### Task to carry out
Pull out each line of the data that includes the word "Российской".

##### Input rows

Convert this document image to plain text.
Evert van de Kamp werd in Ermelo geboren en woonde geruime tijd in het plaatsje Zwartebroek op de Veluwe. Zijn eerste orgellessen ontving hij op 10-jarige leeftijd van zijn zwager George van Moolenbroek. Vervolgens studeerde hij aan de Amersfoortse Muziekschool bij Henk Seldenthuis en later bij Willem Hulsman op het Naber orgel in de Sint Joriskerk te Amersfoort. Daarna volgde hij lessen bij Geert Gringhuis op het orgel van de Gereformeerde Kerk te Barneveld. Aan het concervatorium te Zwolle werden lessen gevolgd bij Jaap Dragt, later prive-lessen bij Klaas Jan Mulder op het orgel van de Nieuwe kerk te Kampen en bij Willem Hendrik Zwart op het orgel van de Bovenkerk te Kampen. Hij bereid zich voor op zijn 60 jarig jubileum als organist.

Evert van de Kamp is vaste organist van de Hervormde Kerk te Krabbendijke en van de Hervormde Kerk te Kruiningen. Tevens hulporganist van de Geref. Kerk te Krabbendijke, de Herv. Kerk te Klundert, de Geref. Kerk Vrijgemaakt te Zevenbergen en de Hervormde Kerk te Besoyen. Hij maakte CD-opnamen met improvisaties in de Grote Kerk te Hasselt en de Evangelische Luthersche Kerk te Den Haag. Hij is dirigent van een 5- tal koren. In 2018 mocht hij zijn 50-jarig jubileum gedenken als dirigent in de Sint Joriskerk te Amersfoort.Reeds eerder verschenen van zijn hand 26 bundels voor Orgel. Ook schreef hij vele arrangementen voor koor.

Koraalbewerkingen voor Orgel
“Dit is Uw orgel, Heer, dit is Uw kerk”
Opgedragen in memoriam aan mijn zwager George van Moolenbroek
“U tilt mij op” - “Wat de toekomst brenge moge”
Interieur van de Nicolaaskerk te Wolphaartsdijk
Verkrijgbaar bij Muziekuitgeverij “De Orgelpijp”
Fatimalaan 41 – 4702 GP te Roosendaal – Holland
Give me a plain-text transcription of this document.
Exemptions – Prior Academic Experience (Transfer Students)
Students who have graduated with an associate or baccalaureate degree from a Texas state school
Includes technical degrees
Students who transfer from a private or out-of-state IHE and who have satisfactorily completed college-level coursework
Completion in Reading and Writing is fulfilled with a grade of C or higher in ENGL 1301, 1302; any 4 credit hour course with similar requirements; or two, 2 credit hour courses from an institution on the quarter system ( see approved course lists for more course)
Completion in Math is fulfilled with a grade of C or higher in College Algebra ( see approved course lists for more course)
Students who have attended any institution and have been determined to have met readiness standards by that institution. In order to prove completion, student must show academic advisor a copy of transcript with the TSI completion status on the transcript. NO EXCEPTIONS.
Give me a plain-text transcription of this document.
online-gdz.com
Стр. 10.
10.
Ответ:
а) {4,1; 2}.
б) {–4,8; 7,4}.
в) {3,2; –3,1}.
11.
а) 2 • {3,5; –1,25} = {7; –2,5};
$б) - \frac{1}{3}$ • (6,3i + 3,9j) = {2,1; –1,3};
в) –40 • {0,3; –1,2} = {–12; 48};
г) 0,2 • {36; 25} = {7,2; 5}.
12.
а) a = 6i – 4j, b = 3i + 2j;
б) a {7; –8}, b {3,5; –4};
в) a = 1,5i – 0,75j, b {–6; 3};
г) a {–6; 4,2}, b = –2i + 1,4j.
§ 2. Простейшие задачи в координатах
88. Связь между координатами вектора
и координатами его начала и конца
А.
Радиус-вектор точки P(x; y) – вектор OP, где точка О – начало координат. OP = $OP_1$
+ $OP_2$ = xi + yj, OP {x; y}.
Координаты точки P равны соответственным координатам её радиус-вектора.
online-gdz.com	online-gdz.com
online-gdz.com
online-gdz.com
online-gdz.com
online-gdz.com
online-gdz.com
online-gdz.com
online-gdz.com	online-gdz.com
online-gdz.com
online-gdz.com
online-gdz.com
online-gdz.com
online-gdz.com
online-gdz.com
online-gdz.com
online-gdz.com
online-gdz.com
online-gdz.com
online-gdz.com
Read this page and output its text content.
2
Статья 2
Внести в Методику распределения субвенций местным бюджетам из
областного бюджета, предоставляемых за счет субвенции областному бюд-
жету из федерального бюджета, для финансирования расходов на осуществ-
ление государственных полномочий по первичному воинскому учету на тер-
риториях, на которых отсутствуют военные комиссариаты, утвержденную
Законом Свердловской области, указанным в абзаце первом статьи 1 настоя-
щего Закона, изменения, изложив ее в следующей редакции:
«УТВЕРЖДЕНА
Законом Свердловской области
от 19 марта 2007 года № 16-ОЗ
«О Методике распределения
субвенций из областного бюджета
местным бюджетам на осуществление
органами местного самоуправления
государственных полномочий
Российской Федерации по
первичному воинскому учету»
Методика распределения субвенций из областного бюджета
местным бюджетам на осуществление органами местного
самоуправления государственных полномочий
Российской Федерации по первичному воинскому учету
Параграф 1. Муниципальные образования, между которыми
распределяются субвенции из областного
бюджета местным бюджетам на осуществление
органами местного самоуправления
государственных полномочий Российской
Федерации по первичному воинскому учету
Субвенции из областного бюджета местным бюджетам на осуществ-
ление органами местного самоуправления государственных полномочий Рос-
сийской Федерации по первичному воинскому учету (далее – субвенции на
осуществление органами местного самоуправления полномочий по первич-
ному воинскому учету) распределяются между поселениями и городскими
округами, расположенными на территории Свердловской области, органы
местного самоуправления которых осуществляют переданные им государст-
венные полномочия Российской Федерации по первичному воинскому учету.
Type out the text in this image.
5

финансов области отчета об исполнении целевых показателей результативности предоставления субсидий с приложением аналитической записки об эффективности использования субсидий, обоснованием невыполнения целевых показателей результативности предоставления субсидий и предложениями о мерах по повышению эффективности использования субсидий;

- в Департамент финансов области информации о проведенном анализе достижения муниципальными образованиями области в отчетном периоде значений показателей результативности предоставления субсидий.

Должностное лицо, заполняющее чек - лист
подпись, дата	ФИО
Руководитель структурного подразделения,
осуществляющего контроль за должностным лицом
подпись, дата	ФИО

##########

### Exercise solution
Российской Федерации по
Российской Федерации по первичному воинскому учету
государственных полномочий Российской
венные полномочия Российской Федерации по первичному воинскому учету.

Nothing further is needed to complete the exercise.